**Instruction:** Print the listing in its entirety and exactly, leaving out images.

**Input data:**
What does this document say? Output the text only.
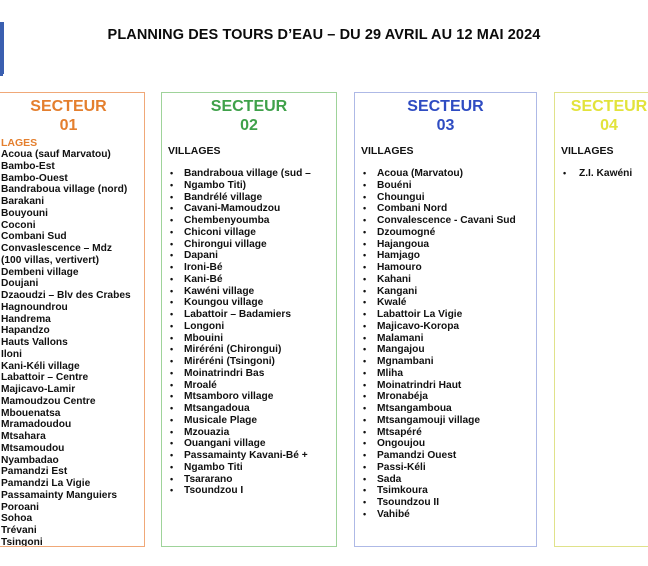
PLANNING DES TOURS D’EAU – DU 29 AVRIL AU 12 MAI 2024
SECTEUR
01
LAGES
Acoua (sauf Marvatou)
Bambo-Est
Bambo-Ouest
Bandraboua village (nord)
Barakani
Bouyouni
Coconi
Combani Sud
Convaslescence – Mdz
(100 villas, vertivert)
Dembeni village
Doujani
Dzaoudzi – Blv des Crabes
Hagnoundrou
Handrema
Hapandzo
Hauts Vallons
Iloni
Kani-Kéli village
Labattoir – Centre
Majicavo-Lamir
Mamoudzou Centre
Mbouenatsa
Mramadoudou
Mtsahara
Mtsamoudou
Nyambadao
Pamandzi Est
Pamandzi La Vigie
Passamainty Manguiers
Poroani
Sohoa
Trévani
Tsingoni
SECTEUR
02
VILLAGES
• Bandraboua village (sud –
• Ngambo Titi)
• Bandrélé village
• Cavani-Mamoudzou
• Chembenyoumba
• Chiconi village
• Chirongui village
• Dapani
• Ironi-Bé
• Kani-Bé
• Kawéni village
• Koungou village
• Labattoir – Badamiers
• Longoni
• Mbouini
• Miréréni (Chirongui)
• Miréréni (Tsingoni)
• Moinatrindri Bas
• Mroalé
• Mtsamboro village
• Mtsangadoua
• Musicale Plage
• Mzouazia
• Ouangani village
• Passamainty Kavani-Bé +
• Ngambo Titi
• Tsararano
• Tsoundzou I
SECTEUR
03
VILLAGES
• Acoua (Marvatou)
• Bouéni
• Choungui
• Combani Nord
• Convalescence - Cavani Sud
• Dzoumogné
• Hajangoua
• Hamjago
• Hamouro
• Kahani
• Kangani
• Kwalé
• Labattoir La Vigie
• Majicavo-Koropa
• Malamani
• Mangajou
• Mgnambani
• Mliha
• Moinatrindri Haut
• Mronabéja
• Mtsangamboua
• Mtsangamouji village
• Mtsapéré
• Ongoujou
• Pamandzi Ouest
• Passi-Kéli
• Sada
• Tsimkoura
• Tsoundzou II
• Vahibé
SECTEUR
04
VILLAGES
• Z.I. Kawéni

**Reply:**
What does this document say? Output the text only.
PLANNING DES TOURS D’EAU – DU 29 AVRIL AU 12 MAI 2024
SECTEUR
01
LAGES
Acoua (sauf Marvatou)
Bambo-Est
Bambo-Ouest
Bandraboua village (nord)
Barakani
Bouyouni
Coconi
Combani Sud
Convaslescence – Mdz
(100 villas, vertivert)
Dembeni village
Doujani
Dzaoudzi – Blv des Crabes
Hagnoundrou
Handrema
Hapandzo
Hauts Vallons
Iloni
Kani-Kéli village
Labattoir – Centre
Majicavo-Lamir
Mamoudzou Centre
Mbouenatsa
Mramadoudou
Mtsahara
Mtsamoudou
Nyambadao
Pamandzi Est
Pamandzi La Vigie
Passamainty Manguiers
Poroani
Sohoa
Trévani
Tsingoni
SECTEUR
02
VILLAGES
• Bandraboua village (sud –
• Ngambo Titi)
• Bandrélé village
• Cavani-Mamoudzou
• Chembenyoumba
• Chiconi village
• Chirongui village
• Dapani
• Ironi-Bé
• Kani-Bé
• Kawéni village
• Koungou village
• Labattoir – Badamiers
• Longoni
• Mbouini
• Miréréni (Chirongui)
• Miréréni (Tsingoni)
• Moinatrindri Bas
• Mroalé
• Mtsamboro village
• Mtsangadoua
• Musicale Plage
• Mzouazia
• Ouangani village
• Passamainty Kavani-Bé +
• Ngambo Titi
• Tsararano
• Tsoundzou I
SECTEUR
03
VILLAGES
• Acoua (Marvatou)
• Bouéni
• Choungui
• Combani Nord
• Convalescence - Cavani Sud
• Dzoumogné
• Hajangoua
• Hamjago
• Hamouro
• Kahani
• Kangani
• Kwalé
• Labattoir La Vigie
• Majicavo-Koropa
• Malamani
• Mangajou
• Mgnambani
• Mliha
• Moinatrindri Haut
• Mronabéja
• Mtsangamboua
• Mtsangamouji village
• Mtsapéré
• Ongoujou
• Pamandzi Ouest
• Passi-Kéli
• Sada
• Tsimkoura
• Tsoundzou II
• Vahibé
SECTEUR
04
VILLAGES
• Z.I. Kawéni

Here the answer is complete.